> [Task instructions] Spot every line with the word "خریدار" and return it.

Collected data entries
┏━━
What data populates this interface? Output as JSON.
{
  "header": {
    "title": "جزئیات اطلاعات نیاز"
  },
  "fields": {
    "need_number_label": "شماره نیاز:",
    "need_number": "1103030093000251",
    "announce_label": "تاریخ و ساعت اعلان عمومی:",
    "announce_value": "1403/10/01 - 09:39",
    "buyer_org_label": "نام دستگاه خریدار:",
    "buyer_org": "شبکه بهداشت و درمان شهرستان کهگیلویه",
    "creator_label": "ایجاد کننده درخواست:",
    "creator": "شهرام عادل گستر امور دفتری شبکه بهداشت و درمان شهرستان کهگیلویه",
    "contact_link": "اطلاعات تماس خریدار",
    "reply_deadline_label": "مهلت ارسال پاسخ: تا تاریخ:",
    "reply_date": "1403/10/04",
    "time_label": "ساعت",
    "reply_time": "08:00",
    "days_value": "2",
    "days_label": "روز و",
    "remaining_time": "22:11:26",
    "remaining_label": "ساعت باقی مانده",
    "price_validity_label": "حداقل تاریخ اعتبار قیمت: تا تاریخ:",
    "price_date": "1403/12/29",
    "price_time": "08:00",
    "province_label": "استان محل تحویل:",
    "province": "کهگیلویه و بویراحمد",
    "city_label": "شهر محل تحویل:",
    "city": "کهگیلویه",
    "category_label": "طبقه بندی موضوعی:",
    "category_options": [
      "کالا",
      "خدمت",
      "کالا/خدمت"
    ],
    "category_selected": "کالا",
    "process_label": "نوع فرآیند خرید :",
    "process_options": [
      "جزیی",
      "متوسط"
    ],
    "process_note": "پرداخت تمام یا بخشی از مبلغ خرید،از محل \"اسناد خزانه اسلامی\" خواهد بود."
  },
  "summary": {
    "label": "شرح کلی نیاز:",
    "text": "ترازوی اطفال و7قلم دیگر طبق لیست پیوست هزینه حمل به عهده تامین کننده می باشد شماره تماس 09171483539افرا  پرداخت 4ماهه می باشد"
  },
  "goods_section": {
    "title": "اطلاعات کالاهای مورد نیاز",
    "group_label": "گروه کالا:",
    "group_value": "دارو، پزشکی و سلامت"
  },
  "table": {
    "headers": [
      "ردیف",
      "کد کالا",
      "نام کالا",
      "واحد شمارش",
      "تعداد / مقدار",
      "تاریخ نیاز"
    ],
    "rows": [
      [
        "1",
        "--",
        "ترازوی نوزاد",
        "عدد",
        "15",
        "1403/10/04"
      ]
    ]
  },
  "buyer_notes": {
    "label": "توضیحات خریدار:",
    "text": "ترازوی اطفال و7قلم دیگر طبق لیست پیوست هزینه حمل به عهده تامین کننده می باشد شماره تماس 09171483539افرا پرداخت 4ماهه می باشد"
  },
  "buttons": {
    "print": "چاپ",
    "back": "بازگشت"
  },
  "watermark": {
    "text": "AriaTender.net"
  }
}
┗━━
> [Response for this exercise]
    "buyer_org_label": "نام دستگاه خریدار:",
    "contact_link": "اطلاعات تماس خریدار",
    "label": "توضیحات خریدار:",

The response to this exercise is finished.